Please find all lines in the data that hold the string "arrow" and copy them.

_Material for this exercise:_
------

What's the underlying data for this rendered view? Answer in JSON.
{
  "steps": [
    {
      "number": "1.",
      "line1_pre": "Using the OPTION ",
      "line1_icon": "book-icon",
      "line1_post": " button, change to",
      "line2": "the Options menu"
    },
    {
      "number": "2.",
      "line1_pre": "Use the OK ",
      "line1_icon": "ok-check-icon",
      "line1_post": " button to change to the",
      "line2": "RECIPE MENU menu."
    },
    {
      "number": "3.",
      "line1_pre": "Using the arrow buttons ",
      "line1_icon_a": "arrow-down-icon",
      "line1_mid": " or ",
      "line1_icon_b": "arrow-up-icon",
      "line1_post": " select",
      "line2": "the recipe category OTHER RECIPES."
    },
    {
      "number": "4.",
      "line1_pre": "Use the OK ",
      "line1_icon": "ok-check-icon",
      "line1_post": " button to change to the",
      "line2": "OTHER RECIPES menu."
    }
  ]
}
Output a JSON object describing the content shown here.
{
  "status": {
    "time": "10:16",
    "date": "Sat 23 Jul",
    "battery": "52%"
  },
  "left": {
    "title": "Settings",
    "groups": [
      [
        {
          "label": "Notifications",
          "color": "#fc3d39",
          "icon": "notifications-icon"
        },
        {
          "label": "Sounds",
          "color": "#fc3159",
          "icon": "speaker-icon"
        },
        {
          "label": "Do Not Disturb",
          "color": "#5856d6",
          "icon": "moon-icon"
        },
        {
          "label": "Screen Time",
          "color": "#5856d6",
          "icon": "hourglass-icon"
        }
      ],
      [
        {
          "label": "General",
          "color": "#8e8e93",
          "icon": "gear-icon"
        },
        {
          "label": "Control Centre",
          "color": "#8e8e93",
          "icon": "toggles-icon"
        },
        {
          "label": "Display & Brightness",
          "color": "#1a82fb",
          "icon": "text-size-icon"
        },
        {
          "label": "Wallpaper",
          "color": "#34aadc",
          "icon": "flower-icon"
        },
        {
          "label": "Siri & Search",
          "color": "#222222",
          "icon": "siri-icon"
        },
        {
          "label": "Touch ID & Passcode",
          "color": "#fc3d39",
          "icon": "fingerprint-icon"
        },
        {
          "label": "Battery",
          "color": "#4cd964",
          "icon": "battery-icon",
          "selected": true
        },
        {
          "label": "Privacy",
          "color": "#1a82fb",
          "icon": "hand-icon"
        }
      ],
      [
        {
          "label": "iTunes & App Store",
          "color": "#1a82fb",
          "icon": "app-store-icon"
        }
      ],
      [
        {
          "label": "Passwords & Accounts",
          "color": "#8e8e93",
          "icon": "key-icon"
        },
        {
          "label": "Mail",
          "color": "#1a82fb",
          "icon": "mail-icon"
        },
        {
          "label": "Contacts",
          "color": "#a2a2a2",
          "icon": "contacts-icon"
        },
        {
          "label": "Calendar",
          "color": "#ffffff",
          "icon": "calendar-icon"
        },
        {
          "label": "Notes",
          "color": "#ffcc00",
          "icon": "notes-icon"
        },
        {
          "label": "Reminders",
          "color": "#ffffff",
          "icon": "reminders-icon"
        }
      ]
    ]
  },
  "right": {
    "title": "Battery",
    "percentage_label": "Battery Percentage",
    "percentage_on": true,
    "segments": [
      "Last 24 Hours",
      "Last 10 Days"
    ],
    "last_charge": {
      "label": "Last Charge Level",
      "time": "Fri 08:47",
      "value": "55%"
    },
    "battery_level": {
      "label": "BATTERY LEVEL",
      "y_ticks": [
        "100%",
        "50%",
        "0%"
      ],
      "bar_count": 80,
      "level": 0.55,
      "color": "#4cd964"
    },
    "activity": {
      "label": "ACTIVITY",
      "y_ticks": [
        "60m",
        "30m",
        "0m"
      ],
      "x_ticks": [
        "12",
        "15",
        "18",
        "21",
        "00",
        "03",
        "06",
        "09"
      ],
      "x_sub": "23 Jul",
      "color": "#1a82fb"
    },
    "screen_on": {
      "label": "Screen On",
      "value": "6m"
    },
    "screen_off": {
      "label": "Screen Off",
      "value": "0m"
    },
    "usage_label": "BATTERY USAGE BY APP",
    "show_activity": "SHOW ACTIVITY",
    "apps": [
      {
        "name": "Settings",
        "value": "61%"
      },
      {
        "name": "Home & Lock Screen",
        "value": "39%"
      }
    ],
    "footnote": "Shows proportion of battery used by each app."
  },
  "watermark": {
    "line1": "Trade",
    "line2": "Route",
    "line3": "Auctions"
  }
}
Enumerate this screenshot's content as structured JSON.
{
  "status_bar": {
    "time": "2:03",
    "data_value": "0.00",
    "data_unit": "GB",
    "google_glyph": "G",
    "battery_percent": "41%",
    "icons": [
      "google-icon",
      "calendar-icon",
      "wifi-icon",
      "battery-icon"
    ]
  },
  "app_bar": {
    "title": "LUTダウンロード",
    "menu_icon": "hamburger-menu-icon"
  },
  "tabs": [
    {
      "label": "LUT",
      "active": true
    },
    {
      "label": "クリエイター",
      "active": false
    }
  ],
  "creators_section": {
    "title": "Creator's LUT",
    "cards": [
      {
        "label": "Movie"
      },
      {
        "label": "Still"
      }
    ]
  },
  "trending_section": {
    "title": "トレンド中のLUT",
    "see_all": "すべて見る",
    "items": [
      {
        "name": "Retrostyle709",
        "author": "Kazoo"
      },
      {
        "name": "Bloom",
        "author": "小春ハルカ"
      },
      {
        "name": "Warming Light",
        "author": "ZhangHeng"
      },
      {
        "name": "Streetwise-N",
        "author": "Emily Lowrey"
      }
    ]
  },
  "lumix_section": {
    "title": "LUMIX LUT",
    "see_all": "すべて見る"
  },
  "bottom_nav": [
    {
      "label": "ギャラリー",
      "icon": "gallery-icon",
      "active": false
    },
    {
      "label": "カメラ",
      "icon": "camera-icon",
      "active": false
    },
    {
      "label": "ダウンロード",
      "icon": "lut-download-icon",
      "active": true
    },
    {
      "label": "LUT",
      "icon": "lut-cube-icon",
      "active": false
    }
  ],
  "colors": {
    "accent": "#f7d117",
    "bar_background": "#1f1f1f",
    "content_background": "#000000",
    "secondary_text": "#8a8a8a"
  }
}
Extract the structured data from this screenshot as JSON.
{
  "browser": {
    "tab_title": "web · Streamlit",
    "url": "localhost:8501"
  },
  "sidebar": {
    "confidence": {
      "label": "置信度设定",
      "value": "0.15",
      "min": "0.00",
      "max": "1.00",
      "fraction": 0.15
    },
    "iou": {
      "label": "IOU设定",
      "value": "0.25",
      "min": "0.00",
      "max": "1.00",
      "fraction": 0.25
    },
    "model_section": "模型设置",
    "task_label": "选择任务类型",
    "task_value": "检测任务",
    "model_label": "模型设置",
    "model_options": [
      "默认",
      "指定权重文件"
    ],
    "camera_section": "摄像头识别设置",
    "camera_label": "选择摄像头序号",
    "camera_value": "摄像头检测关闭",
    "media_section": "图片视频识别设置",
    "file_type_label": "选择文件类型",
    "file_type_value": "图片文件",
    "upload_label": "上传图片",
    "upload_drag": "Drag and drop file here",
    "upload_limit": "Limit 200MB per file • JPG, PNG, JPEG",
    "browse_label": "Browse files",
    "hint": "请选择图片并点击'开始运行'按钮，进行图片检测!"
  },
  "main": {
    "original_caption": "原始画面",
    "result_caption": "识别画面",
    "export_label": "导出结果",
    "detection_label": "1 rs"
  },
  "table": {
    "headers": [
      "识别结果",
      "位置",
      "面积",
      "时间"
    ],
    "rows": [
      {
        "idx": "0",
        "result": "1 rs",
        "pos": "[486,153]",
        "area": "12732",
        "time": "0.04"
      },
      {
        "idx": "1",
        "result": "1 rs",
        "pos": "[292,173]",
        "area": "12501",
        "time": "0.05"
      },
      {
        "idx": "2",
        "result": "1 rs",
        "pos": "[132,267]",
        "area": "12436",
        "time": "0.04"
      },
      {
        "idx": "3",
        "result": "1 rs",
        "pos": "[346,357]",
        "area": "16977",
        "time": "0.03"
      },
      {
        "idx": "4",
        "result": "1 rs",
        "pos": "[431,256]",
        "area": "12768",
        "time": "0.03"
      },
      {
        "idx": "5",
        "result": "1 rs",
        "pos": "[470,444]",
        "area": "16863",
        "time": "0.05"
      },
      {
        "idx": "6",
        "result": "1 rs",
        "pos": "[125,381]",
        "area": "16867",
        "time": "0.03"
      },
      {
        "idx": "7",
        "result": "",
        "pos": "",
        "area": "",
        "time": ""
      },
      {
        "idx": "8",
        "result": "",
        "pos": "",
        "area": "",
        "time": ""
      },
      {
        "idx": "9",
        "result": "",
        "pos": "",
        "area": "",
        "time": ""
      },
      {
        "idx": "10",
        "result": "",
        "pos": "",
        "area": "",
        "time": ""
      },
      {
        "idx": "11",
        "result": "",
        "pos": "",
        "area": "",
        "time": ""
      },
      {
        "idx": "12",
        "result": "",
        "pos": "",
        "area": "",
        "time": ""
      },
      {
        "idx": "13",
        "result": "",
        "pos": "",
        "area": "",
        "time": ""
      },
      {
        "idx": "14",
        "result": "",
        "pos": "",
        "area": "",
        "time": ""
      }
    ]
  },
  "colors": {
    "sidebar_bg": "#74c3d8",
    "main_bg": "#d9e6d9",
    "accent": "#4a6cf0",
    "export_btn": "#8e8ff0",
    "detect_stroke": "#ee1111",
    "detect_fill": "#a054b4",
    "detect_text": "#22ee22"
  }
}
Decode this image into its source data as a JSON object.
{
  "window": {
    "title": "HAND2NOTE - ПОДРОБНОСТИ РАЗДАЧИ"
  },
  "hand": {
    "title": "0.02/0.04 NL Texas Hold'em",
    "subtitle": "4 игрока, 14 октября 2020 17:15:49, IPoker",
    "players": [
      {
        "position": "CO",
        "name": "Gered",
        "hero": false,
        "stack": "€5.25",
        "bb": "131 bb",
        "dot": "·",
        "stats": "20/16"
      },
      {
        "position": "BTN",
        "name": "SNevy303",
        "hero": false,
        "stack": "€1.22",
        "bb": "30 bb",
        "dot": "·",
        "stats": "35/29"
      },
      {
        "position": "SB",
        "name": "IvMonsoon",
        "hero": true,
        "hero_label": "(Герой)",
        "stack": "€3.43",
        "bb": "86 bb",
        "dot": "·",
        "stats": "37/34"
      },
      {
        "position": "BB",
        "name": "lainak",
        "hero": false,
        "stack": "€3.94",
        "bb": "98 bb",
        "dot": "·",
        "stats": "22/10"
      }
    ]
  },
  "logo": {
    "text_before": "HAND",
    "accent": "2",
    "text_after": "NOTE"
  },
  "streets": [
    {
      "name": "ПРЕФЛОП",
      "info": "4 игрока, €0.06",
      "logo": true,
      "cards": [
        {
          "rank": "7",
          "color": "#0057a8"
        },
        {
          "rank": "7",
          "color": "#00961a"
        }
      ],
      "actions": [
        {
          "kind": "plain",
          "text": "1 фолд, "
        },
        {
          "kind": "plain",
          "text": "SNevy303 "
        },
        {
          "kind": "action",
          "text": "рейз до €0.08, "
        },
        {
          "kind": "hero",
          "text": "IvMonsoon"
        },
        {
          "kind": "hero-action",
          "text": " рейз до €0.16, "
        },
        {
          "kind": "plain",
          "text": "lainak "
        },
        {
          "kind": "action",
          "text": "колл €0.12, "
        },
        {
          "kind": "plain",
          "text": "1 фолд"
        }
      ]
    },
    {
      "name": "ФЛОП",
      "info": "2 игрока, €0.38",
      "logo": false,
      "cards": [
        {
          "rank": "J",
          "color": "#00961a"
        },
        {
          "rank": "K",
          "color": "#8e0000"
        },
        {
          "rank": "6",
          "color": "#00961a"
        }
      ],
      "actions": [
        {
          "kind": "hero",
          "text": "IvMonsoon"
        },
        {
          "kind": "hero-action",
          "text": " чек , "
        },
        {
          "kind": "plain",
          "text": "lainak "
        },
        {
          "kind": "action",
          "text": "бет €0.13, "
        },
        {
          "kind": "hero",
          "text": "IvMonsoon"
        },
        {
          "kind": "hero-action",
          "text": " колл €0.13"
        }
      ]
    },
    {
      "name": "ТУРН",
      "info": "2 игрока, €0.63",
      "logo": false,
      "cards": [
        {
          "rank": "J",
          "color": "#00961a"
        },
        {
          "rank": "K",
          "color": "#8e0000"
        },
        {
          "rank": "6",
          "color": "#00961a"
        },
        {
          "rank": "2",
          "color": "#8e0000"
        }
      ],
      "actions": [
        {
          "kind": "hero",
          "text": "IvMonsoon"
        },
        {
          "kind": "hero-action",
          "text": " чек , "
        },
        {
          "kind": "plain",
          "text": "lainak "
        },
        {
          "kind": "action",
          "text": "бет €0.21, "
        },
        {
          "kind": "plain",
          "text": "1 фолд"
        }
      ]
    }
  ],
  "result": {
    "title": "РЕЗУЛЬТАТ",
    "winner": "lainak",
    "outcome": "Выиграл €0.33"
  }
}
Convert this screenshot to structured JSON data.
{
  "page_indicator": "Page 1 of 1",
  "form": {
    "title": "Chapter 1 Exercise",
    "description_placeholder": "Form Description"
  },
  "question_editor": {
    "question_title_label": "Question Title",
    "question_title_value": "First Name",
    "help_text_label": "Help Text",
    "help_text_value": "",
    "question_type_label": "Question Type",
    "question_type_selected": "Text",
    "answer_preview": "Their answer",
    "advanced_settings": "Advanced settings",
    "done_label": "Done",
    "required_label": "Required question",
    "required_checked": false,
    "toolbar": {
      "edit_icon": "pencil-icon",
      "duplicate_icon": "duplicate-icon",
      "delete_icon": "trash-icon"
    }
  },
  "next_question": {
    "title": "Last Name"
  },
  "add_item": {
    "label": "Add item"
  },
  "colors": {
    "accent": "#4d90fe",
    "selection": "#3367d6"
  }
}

------

_Full answer:_
      "line1_pre": "Using the arrow buttons ",
      "line1_icon_a": "arrow-down-icon",
      "line1_icon_b": "arrow-up-icon",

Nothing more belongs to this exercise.